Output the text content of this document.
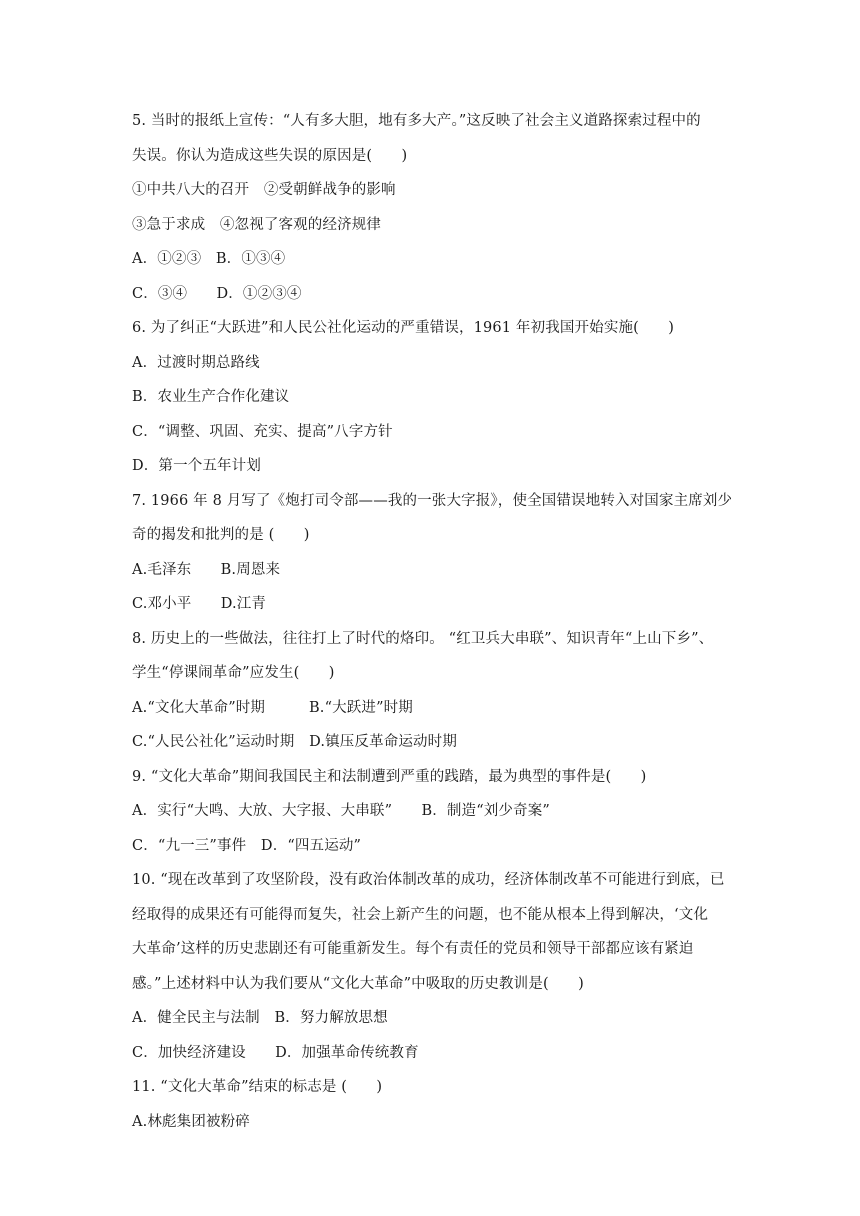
5. 当时的报纸上宣传：“人有多大胆，地有多大产。”这反映了社会主义道路探索过程中的
失误。你认为造成这些失误的原因是(　　)
①中共八大的召开　②受朝鲜战争的影响
③急于求成　④忽视了客观的经济规律
A．①②③　B．①③④
C．③④　　D．①②③④
6. 为了纠正“大跃进”和人民公社化运动的严重错误，1961 年初我国开始实施(　　)
A．过渡时期总路线
B．农业生产合作化建议
C．“调整、巩固、充实、提高”八字方针
D．第一个五年计划
7. 1966 年 8 月写了《炮打司令部——我的一张大字报》，使全国错误地转入对国家主席刘少
奇的揭发和批判的是 (　　)
A.毛泽东　　B.周恩来
C.邓小平　　D.江青
8. 历史上的一些做法，往往打上了时代的烙印。 “红卫兵大串联”、知识青年“上山下乡”、
学生“停课闹革命”应发生(　　)
A.“文化大革命”时期　　　B.“大跃进”时期
C.“人民公社化”运动时期　D.镇压反革命运动时期
9. “文化大革命”期间我国民主和法制遭到严重的践踏，最为典型的事件是(　　)
A．实行“大鸣、大放、大字报、大串联”　　B．制造“刘少奇案”
C．“九一三”事件　D．“四五运动”
10. “现在改革到了攻坚阶段，没有政治体制改革的成功，经济体制改革不可能进行到底，已
经取得的成果还有可能得而复失，社会上新产生的问题，也不能从根本上得到解决，‘文化
大革命’这样的历史悲剧还有可能重新发生。每个有责任的党员和领导干部都应该有紧迫
感。”上述材料中认为我们要从“文化大革命”中吸取的历史教训是(　　)
A．健全民主与法制　B．努力解放思想
C．加快经济建设　　D．加强革命传统教育
11. “文化大革命”结束的标志是 (　　)
A.林彪集团被粉碎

Short exercise: State the count of lines in the data holding the word "文化大革命", adding nothing to it.

Final result: 4